## Exercise aim
Look through the records below, and copy out every line that holds the string "More".

____

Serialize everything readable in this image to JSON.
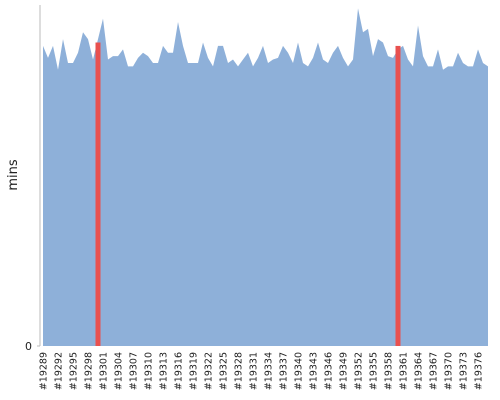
{
  "chart_data": {
    "type": "area",
    "y_label": "mins",
    "x": [
      "#19289",
      null,
      null,
      "#19292",
      null,
      null,
      "#19295",
      null,
      null,
      "#19298",
      null,
      null,
      "#19301",
      null,
      null,
      "#19304",
      null,
      null,
      "#19307",
      null,
      null,
      "#19310",
      null,
      null,
      "#19313",
      null,
      null,
      "#19316",
      null,
      null,
      "#19319",
      null,
      null,
      "#19322",
      null,
      null,
      "#19325",
      null,
      null,
      "#19328",
      null,
      null,
      "#19331",
      null,
      null,
      "#19334",
      null,
      null,
      "#19337",
      null,
      null,
      "#19340",
      null,
      null,
      "#19343",
      null,
      null,
      "#19346",
      null,
      null,
      "#19349",
      null,
      null,
      "#19352",
      null,
      null,
      "#19355",
      null,
      null,
      "#19358",
      null,
      null,
      "#19361",
      null,
      null,
      "#19364",
      null,
      null,
      "#19367",
      null,
      null,
      "#19370",
      null,
      null,
      "#19373",
      null,
      null,
      "#19376",
      null,
      null
    ],
    "series": [
      {
        "color": "#8eb0d9",
        "values": [
          88,
          84.5,
          88,
          81,
          90,
          83,
          83,
          86,
          92,
          90,
          84,
          90,
          96,
          84,
          85,
          85,
          87,
          82,
          82,
          84.5,
          86,
          85,
          83,
          83,
          88,
          86,
          86,
          95,
          88,
          83,
          83,
          83,
          89,
          84.5,
          82,
          88,
          88,
          83,
          84,
          82,
          84,
          86,
          82,
          84.5,
          88,
          83,
          84,
          84.5,
          88,
          86,
          83,
          89,
          83,
          82,
          84.5,
          89,
          84,
          83,
          86,
          88,
          84.5,
          82,
          84,
          99,
          92,
          93,
          85,
          90,
          89,
          85,
          84.5,
          87,
          88,
          84,
          82,
          94,
          85,
          82,
          82,
          87,
          81,
          82,
          82,
          86,
          83,
          82,
          82,
          87,
          83,
          82
        ]
      },
      {
        "color": "#e8514f",
        "values": [
          null,
          null,
          null,
          null,
          null,
          null,
          null,
          null,
          null,
          null,
          null,
          89,
          null,
          null,
          null,
          null,
          null,
          null,
          null,
          null,
          null,
          null,
          null,
          null,
          null,
          null,
          null,
          null,
          null,
          null,
          null,
          null,
          null,
          null,
          null,
          null,
          null,
          null,
          null,
          null,
          null,
          null,
          null,
          null,
          null,
          null,
          null,
          null,
          null,
          null,
          null,
          null,
          null,
          null,
          null,
          null,
          null,
          null,
          null,
          null,
          null,
          null,
          null,
          null,
          null,
          null,
          null,
          null,
          null,
          null,
          null,
          88,
          null,
          null,
          null,
          null,
          null,
          null,
          null,
          null,
          null,
          null,
          null,
          null,
          null,
          null,
          null,
          null,
          null,
          null
        ]
      }
    ],
    "ylim": [
      0,
      100
    ],
    "yticks": [
      0
    ]
  }
}
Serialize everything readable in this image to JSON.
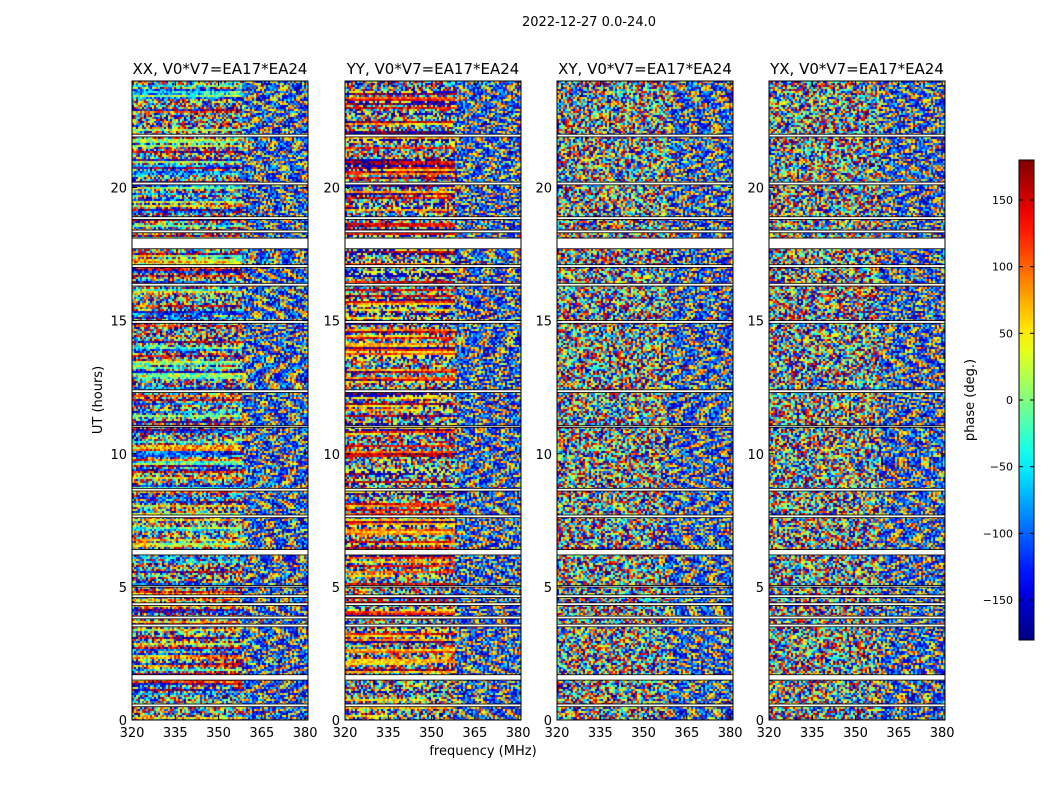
{
  "figure": {
    "suptitle": "2022-12-27 0.0-24.0"
  },
  "chart_data": {
    "type": "heatmap",
    "xlabel": "frequency (MHz)",
    "ylabel": "UT (hours)",
    "xlim": [
      320,
      381
    ],
    "ylim": [
      0,
      24
    ],
    "xticks": [
      "320",
      "335",
      "350",
      "365",
      "380"
    ],
    "yticks": [
      "0",
      "5",
      "10",
      "15",
      "20"
    ],
    "colorbar": {
      "label": "phase (deg.)",
      "range": [
        -180,
        180
      ],
      "ticks": [
        "150",
        "100",
        "50",
        "0",
        "−50",
        "−100",
        "−150"
      ],
      "colormap": "jet"
    },
    "panels": [
      {
        "title": "XX, V0*V7=EA17*EA24",
        "pol": "XX",
        "coherent": true
      },
      {
        "title": "YY, V0*V7=EA17*EA24",
        "pol": "YY",
        "coherent": true
      },
      {
        "title": "XY, V0*V7=EA17*EA24",
        "pol": "XY",
        "coherent": false
      },
      {
        "title": "YX, V0*V7=EA17*EA24",
        "pol": "YX",
        "coherent": false
      }
    ],
    "flagged_time_bands_hours": [
      [
        0.5,
        0.6
      ],
      [
        1.5,
        1.7
      ],
      [
        3.5,
        3.6
      ],
      [
        3.8,
        3.9
      ],
      [
        4.3,
        4.4
      ],
      [
        4.6,
        4.7
      ],
      [
        5.0,
        5.05
      ],
      [
        6.2,
        6.4
      ],
      [
        7.6,
        7.7
      ],
      [
        8.6,
        8.7
      ],
      [
        11.0,
        11.05
      ],
      [
        12.3,
        12.4
      ],
      [
        14.9,
        15.0
      ],
      [
        16.3,
        16.4
      ],
      [
        17.0,
        17.1
      ],
      [
        17.7,
        18.1
      ],
      [
        18.3,
        18.4
      ],
      [
        18.8,
        18.9
      ],
      [
        20.1,
        20.2
      ],
      [
        21.9,
        22.0
      ]
    ]
  }
}
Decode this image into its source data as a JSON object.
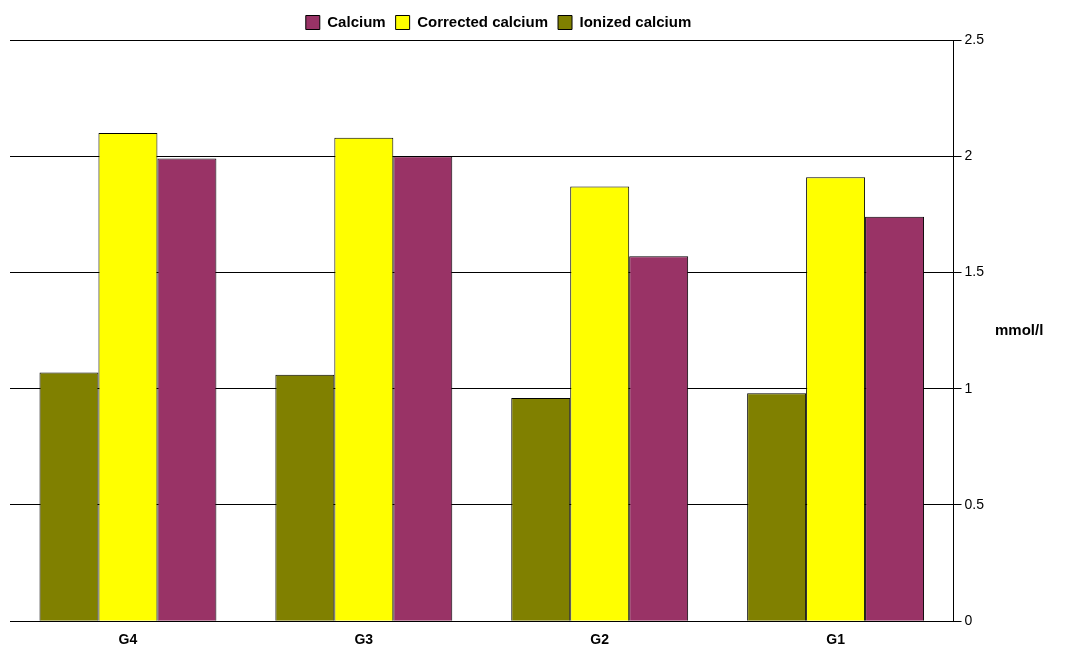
{
  "chart_data": {
    "type": "bar",
    "ylabel": "mmol/l",
    "categories": [
      "G4",
      "G3",
      "G2",
      "G1"
    ],
    "series": [
      {
        "name": "Ionized calcium",
        "color": "#808000",
        "values": [
          1.07,
          1.06,
          0.96,
          0.98
        ]
      },
      {
        "name": "Corrected calcium",
        "color": "#ffff00",
        "values": [
          2.1,
          2.08,
          1.87,
          1.91
        ]
      },
      {
        "name": "Calcium",
        "color": "#993366",
        "values": [
          1.99,
          2.0,
          1.57,
          1.74
        ]
      }
    ],
    "ylim": [
      0,
      2.5
    ],
    "yticks": [
      0,
      0.5,
      1,
      1.5,
      2,
      2.5
    ],
    "grid": "y",
    "legend": "top"
  }
}
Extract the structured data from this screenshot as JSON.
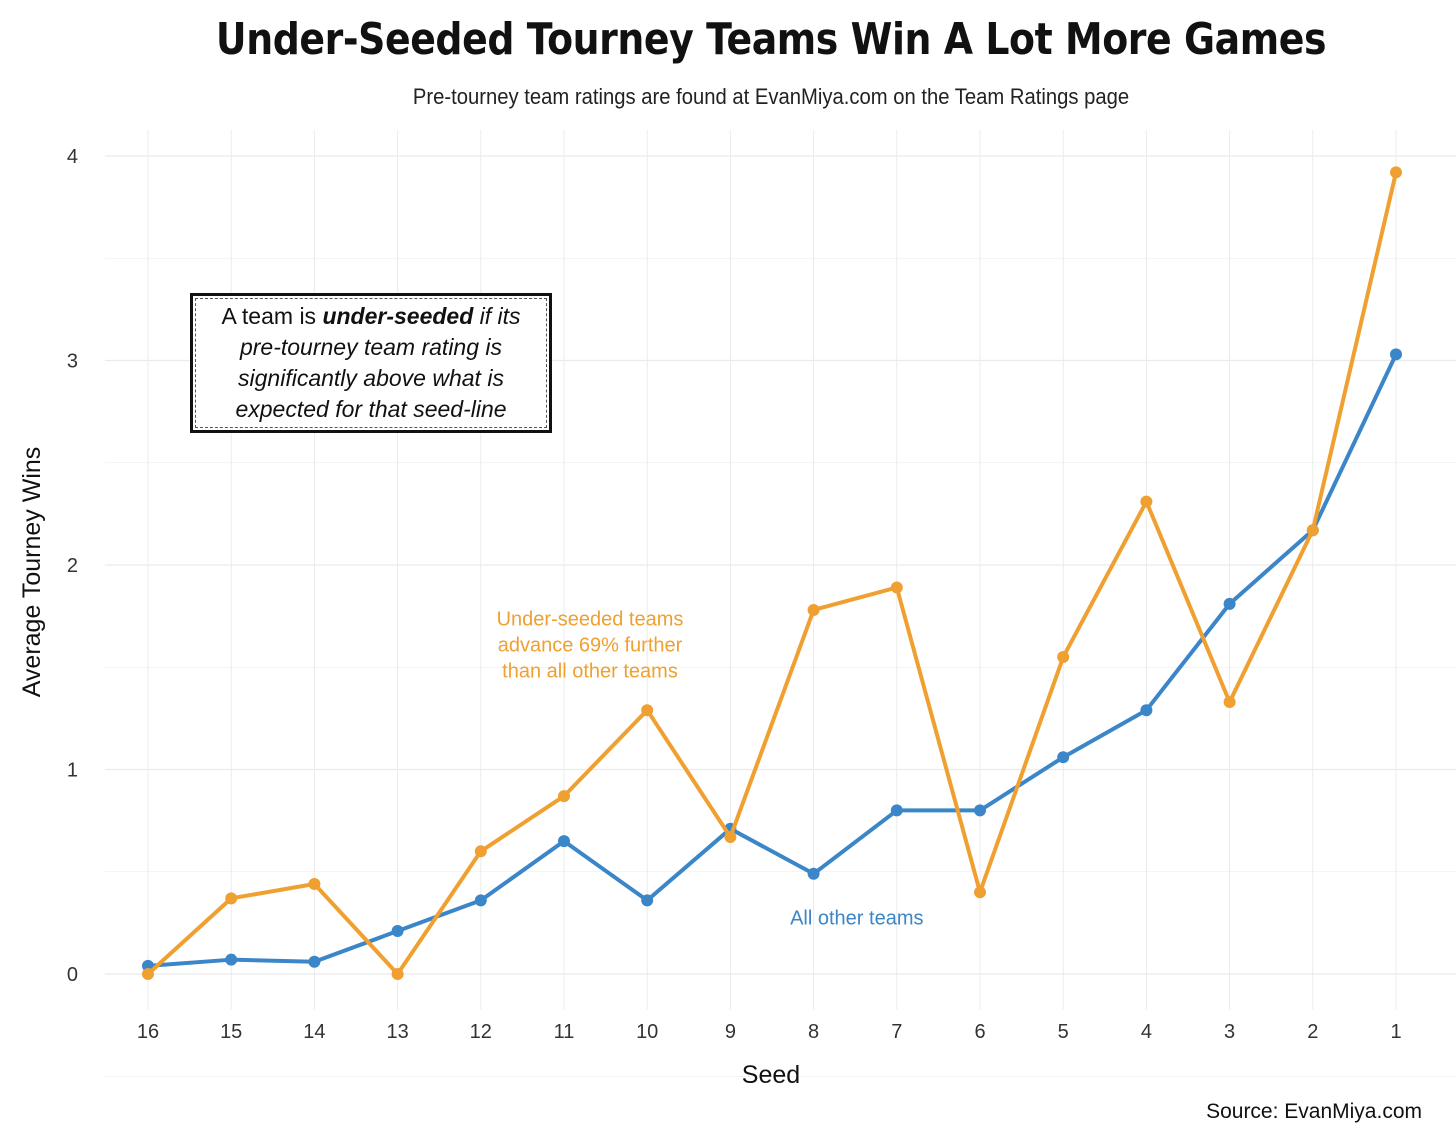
{
  "title": "Under-Seeded Tourney Teams Win A Lot More Games",
  "subtitle": "Pre-tourney team ratings are found at EvanMiya.com on the Team Ratings page",
  "source": "Source: EvanMiya.com",
  "note": {
    "lead": "A team is ",
    "emphasis": "under-seeded",
    "rest": " if its pre-tourney team rating is significantly above what is expected for that seed-line"
  },
  "colors": {
    "under_seeded": "#F0A030",
    "all_other": "#3A86C8",
    "grid": "#EBEBEB"
  },
  "chart_data": {
    "type": "line",
    "title": "Under-Seeded Tourney Teams Win A Lot More Games",
    "xlabel": "Seed",
    "ylabel": "Average Tourney Wins",
    "categories": [
      "16",
      "15",
      "14",
      "13",
      "12",
      "11",
      "10",
      "9",
      "8",
      "7",
      "6",
      "5",
      "4",
      "3",
      "2",
      "1"
    ],
    "ylim": [
      0,
      4
    ],
    "yticks": [
      "0",
      "1",
      "2",
      "3",
      "4"
    ],
    "grid": true,
    "series": [
      {
        "key": "under_seeded",
        "values": [
          0.0,
          0.37,
          0.44,
          0.0,
          0.6,
          0.87,
          1.29,
          0.67,
          1.78,
          1.89,
          0.4,
          1.55,
          2.31,
          1.33,
          2.17,
          3.92
        ]
      },
      {
        "key": "all_other",
        "values": [
          0.04,
          0.07,
          0.06,
          0.21,
          0.36,
          0.65,
          0.36,
          0.71,
          0.49,
          0.8,
          0.8,
          1.06,
          1.29,
          1.81,
          2.17,
          3.03
        ]
      }
    ],
    "annotations": [
      {
        "series": "under_seeded",
        "lines": [
          "Under-seeded teams",
          "advance 69% further",
          "than all other teams"
        ],
        "anchor_category": "11",
        "anchor_value": 1.45
      },
      {
        "series": "all_other",
        "lines": [
          "All other teams"
        ],
        "anchor_category": "7",
        "anchor_value": 0.28
      }
    ]
  }
}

____

## Task answer
  "title": "Under-Seeded Tourney Teams Win A Lot More Games",
    "title": "Under-Seeded Tourney Teams Win A Lot More Games",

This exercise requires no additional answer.